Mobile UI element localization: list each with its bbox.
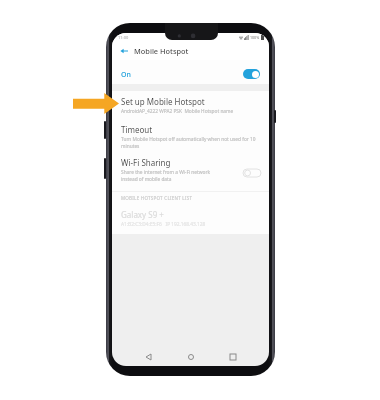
button[interactable]: Recent apps	[226, 350, 240, 364]
staticText: On	[121, 70, 131, 80]
staticText: Set up Mobile Hotspot	[121, 96, 205, 107]
staticText: Galaxy S9 +	[121, 209, 164, 220]
button[interactable]: Galaxy S9 +	[112, 207, 269, 231]
staticText: 11:00	[118, 35, 129, 40]
button[interactable]: Set up Mobile Hotspot	[112, 91, 269, 122]
staticText: Timeout	[121, 124, 153, 135]
staticText: A1:B2:C3:D4:E5:F6 IP 192.168.43.128	[121, 221, 206, 228]
staticText: Turn Mobile Hotspot off automatically wh…	[121, 136, 257, 150]
button[interactable]: Back	[119, 46, 129, 56]
staticText: Wi-Fi Sharing	[121, 157, 171, 168]
button[interactable]: Back	[141, 350, 155, 364]
staticText: Mobile Hotspot	[134, 46, 189, 56]
staticText: Share the internet from a Wi-Fi network …	[121, 169, 225, 183]
staticText: 100%	[250, 35, 260, 40]
staticText: AndroidAP_4222 WPA2 PSK Mobile Hotspot n…	[121, 108, 234, 115]
button[interactable]: Timeout	[112, 122, 269, 157]
button[interactable]: Wi-Fi Sharing	[112, 155, 269, 190]
staticText: MOBILE HOTSPOT CLIENT LIST	[121, 195, 193, 201]
button[interactable]: Wi-Fi Sharing toggle	[243, 169, 261, 177]
button[interactable]: On	[112, 60, 269, 84]
button[interactable]: Home	[184, 350, 198, 364]
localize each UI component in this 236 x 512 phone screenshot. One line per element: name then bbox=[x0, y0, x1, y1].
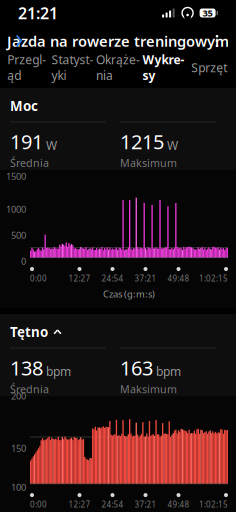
button[interactable]: Wykresy bbox=[141, 56, 186, 84]
staticText: 100 bbox=[11, 481, 26, 493]
staticText: Średnia bbox=[10, 156, 49, 170]
staticText: 138 bbox=[10, 354, 43, 381]
staticText: 12:27 bbox=[68, 499, 90, 510]
staticText: 191 bbox=[10, 128, 43, 155]
button[interactable]: Okrążenia bbox=[95, 56, 141, 84]
button[interactable]: More options bbox=[202, 27, 232, 55]
staticText: 500 bbox=[11, 229, 26, 241]
staticText: 1215 bbox=[120, 128, 164, 155]
staticText: 35 bbox=[203, 7, 213, 19]
staticText: 0:00 bbox=[30, 273, 47, 284]
staticText: 24:54 bbox=[102, 273, 124, 284]
button[interactable]: Sprzęt bbox=[186, 56, 232, 84]
staticText: Maksimum bbox=[120, 156, 177, 170]
staticText: 37:21 bbox=[134, 499, 156, 510]
staticText: Przegląd bbox=[7, 52, 46, 84]
staticText: 49:48 bbox=[168, 273, 190, 284]
staticText: Jazda na rowerze treningowym bbox=[7, 31, 229, 51]
staticText: Maksimum bbox=[120, 382, 177, 396]
staticText: 0 bbox=[21, 255, 26, 267]
staticText: Statystyki bbox=[51, 52, 93, 84]
staticText: 200 bbox=[11, 390, 26, 402]
staticText: W bbox=[167, 137, 178, 153]
button[interactable]: Przegląd bbox=[4, 56, 50, 84]
staticText: Okrążenia bbox=[96, 52, 140, 84]
staticText: 21:21 bbox=[18, 2, 58, 24]
button[interactable]: Back bbox=[4, 27, 34, 55]
staticText: 150 bbox=[11, 442, 26, 454]
staticText: Moc bbox=[10, 97, 38, 115]
staticText: W bbox=[46, 137, 57, 153]
staticText: 1:02:15 bbox=[199, 499, 228, 510]
staticText: Wykresy bbox=[143, 52, 185, 84]
staticText: Tętno bbox=[10, 323, 48, 341]
button[interactable]: Tętno bbox=[0, 314, 236, 341]
staticText: Średnia bbox=[10, 382, 49, 396]
button[interactable]: Statystyki bbox=[50, 56, 95, 84]
staticText: 0:00 bbox=[30, 499, 47, 510]
staticText: 1:02:15 bbox=[199, 273, 228, 284]
staticText: 37:21 bbox=[134, 273, 156, 284]
staticText: 1000 bbox=[6, 203, 26, 215]
staticText: bpm bbox=[46, 364, 71, 379]
staticText: 49:48 bbox=[168, 499, 190, 510]
staticText: 163 bbox=[120, 354, 153, 381]
staticText: bpm bbox=[156, 364, 181, 379]
staticText: 1500 bbox=[6, 170, 26, 182]
staticText: Czas (g:m:s) bbox=[103, 288, 155, 300]
staticText: Sprzęt bbox=[191, 60, 227, 75]
staticText: 12:27 bbox=[68, 273, 90, 284]
staticText: 24:54 bbox=[102, 499, 124, 510]
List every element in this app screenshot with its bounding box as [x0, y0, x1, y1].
_ _ _ _
**What is being asked:**
Turn everything in the data above, from the line containing "350, 240, 364]" down to the line containing "157, 171, 168]", into a numbered list, and leave out any blank lines.

**Final answer:**
1. button[interactable]: Recent apps	[226, 350, 240, 364]
2. staticText: On	[121, 70, 131, 80]
3. staticText: Set up Mobile Hotspot	[121, 96, 205, 107]
4. staticText: Galaxy S9 +	[121, 209, 164, 220]
5. button[interactable]: Galaxy S9 +	[112, 207, 269, 231]
6. staticText: 11:00	[118, 35, 129, 40]
7. button[interactable]: Set up Mobile Hotspot	[112, 91, 269, 122]
8. staticText: Timeout	[121, 124, 153, 135]
9. staticText: A1:B2:C3:D4:E5:F6 IP 192.168.43.128	[121, 221, 206, 228]
10. staticText: Turn Mobile Hotspot off automatically wh…	[121, 136, 257, 150]
11. button[interactable]: Back	[119, 46, 129, 56]
12. staticText: Wi-Fi Sharing	[121, 157, 171, 168]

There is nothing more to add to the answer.